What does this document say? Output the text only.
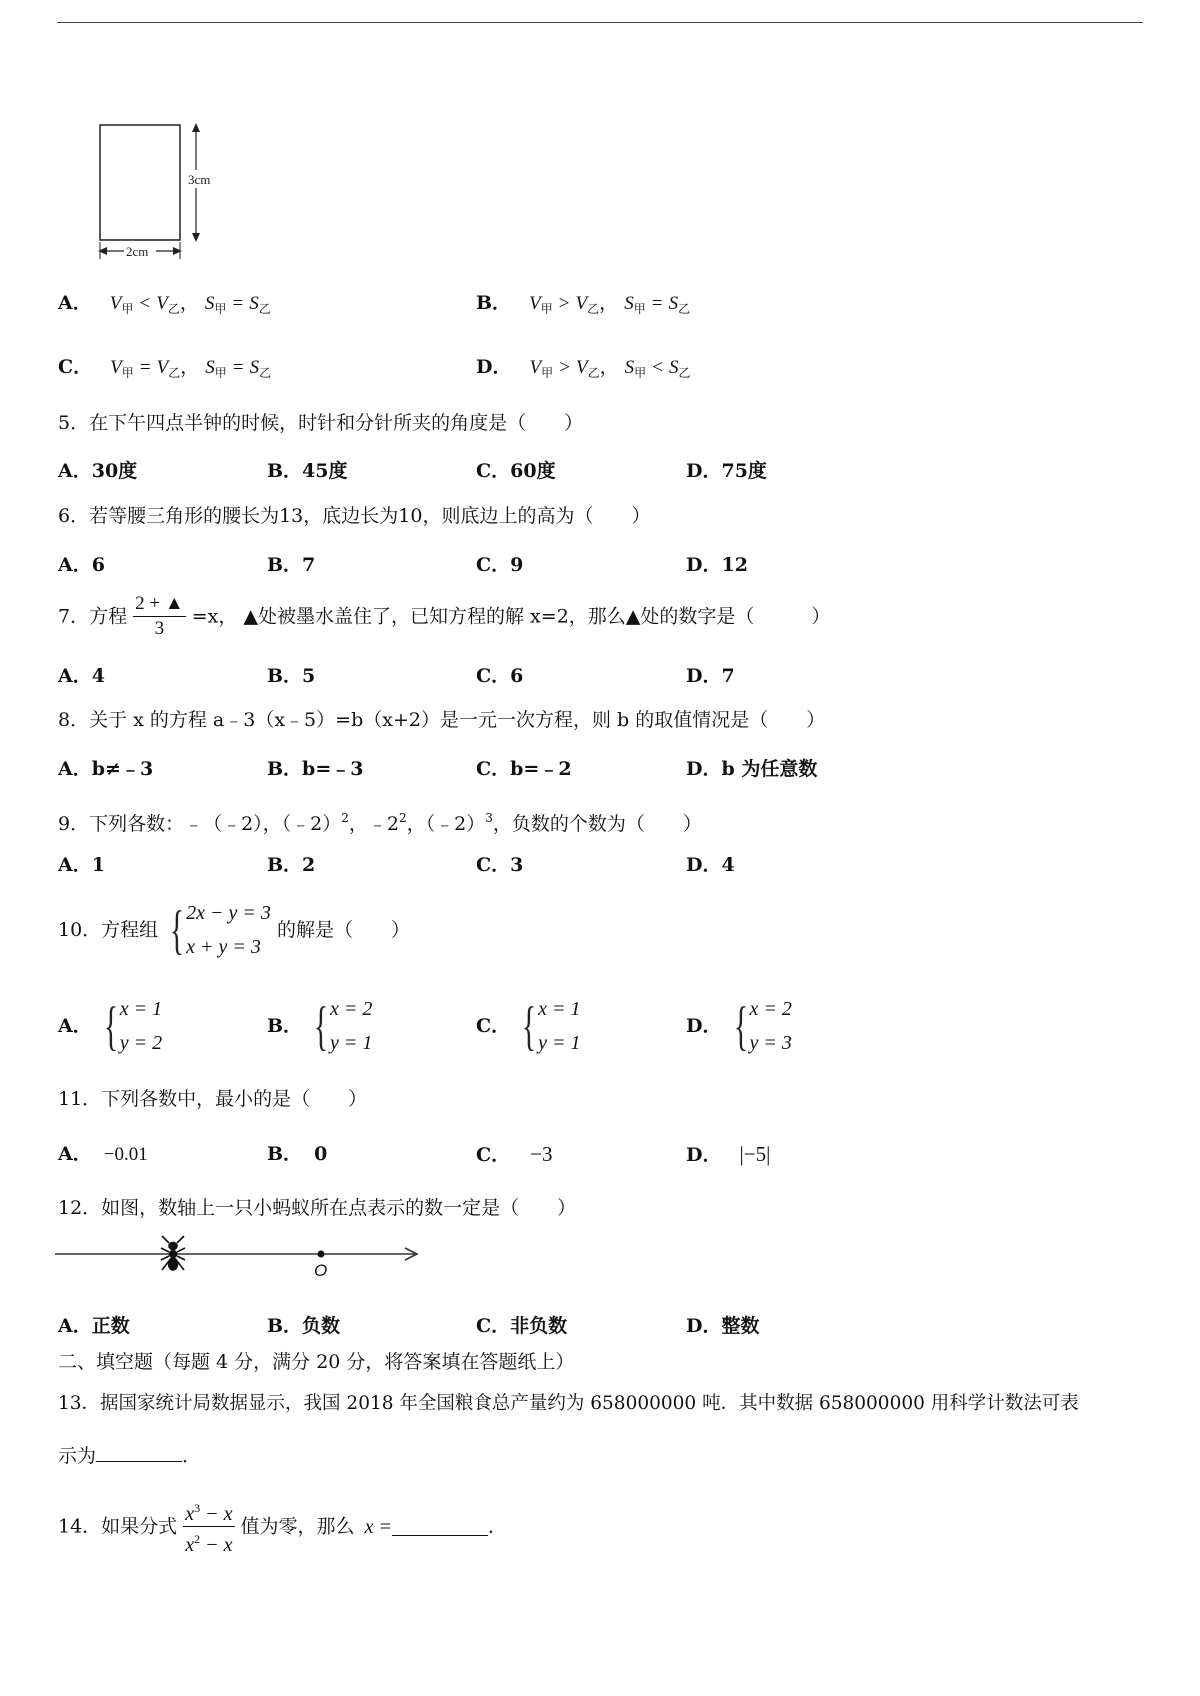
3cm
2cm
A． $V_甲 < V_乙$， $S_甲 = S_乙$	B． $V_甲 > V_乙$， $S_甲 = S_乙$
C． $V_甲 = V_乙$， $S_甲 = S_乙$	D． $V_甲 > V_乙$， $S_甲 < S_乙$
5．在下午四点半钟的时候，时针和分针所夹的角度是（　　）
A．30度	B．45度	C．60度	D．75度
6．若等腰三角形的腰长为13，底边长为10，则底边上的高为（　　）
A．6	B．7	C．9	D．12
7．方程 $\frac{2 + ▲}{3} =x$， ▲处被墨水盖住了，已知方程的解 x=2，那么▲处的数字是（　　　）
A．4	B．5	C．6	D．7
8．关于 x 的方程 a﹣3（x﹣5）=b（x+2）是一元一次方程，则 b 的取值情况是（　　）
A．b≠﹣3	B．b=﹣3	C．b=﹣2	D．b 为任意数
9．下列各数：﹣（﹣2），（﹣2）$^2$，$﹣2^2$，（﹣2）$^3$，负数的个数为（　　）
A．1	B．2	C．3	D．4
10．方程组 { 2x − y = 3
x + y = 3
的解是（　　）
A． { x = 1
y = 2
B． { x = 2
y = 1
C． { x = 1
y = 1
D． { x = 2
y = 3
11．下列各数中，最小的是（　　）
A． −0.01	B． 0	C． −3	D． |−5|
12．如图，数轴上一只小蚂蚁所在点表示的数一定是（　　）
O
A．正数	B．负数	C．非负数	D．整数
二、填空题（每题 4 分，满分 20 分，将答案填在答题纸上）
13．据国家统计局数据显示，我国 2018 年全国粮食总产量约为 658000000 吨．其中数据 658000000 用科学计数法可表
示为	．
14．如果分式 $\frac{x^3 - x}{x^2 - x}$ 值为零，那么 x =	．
* * *
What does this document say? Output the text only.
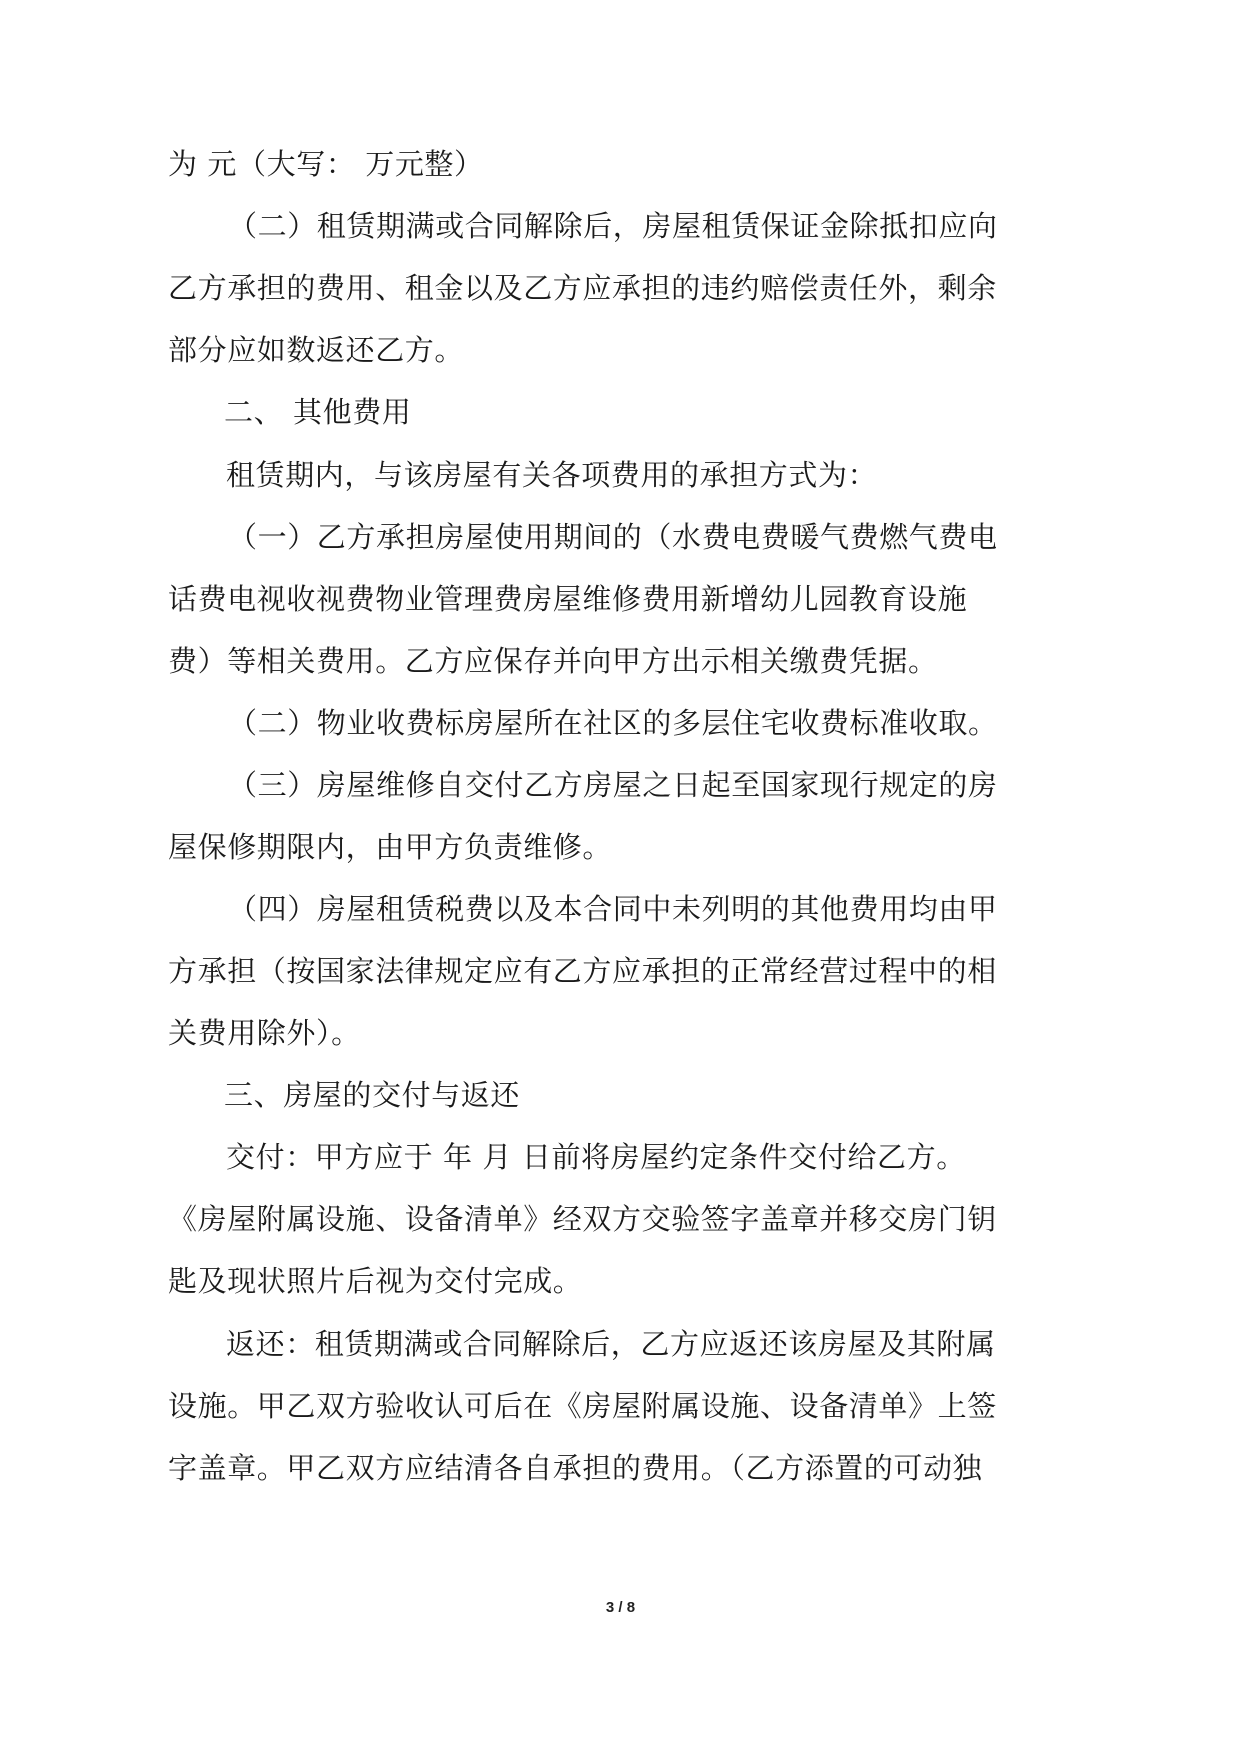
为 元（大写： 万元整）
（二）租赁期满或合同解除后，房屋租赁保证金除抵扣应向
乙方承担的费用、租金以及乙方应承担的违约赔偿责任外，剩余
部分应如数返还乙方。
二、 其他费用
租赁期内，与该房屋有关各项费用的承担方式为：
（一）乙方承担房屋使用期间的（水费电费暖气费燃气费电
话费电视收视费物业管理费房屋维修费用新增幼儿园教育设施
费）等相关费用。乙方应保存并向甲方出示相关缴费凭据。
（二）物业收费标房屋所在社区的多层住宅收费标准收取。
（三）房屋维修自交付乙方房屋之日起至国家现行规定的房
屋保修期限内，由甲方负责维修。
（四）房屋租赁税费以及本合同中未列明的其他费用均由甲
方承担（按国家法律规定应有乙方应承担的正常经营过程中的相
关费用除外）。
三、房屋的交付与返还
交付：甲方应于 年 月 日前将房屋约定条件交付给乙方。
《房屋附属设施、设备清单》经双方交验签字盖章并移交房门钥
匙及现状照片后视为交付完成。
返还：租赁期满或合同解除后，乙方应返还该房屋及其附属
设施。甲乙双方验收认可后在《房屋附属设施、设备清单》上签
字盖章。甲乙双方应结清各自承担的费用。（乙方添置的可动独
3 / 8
==
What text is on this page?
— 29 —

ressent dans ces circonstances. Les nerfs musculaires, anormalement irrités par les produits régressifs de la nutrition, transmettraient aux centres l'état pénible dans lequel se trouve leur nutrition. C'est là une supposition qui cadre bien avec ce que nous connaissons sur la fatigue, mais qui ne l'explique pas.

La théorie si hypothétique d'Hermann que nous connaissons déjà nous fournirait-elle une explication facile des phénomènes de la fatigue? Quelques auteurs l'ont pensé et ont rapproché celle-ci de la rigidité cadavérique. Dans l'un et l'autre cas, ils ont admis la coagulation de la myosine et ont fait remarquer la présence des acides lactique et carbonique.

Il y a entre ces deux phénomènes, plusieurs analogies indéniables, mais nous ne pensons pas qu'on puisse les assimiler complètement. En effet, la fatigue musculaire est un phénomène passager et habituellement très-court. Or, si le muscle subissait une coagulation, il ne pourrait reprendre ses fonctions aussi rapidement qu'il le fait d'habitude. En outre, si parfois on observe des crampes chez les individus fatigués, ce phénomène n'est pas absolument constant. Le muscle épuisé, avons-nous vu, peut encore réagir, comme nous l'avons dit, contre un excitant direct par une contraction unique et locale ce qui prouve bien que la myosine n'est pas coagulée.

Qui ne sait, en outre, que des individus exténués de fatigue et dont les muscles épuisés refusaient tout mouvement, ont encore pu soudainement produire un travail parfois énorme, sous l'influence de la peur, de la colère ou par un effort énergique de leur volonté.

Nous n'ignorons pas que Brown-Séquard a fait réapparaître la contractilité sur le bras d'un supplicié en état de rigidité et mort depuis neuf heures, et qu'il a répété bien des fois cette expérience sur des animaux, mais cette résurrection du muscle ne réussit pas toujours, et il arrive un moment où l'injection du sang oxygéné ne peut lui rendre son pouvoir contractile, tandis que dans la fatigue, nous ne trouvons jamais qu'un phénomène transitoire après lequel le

• What to do
Look through the entries above; copy every line holding the string "设备清单".

• Exercise answer
《房屋附属设施、设备清单》经双方交验签字盖章并移交房门钥
设施。甲乙双方验收认可后在《房屋附属设施、设备清单》上签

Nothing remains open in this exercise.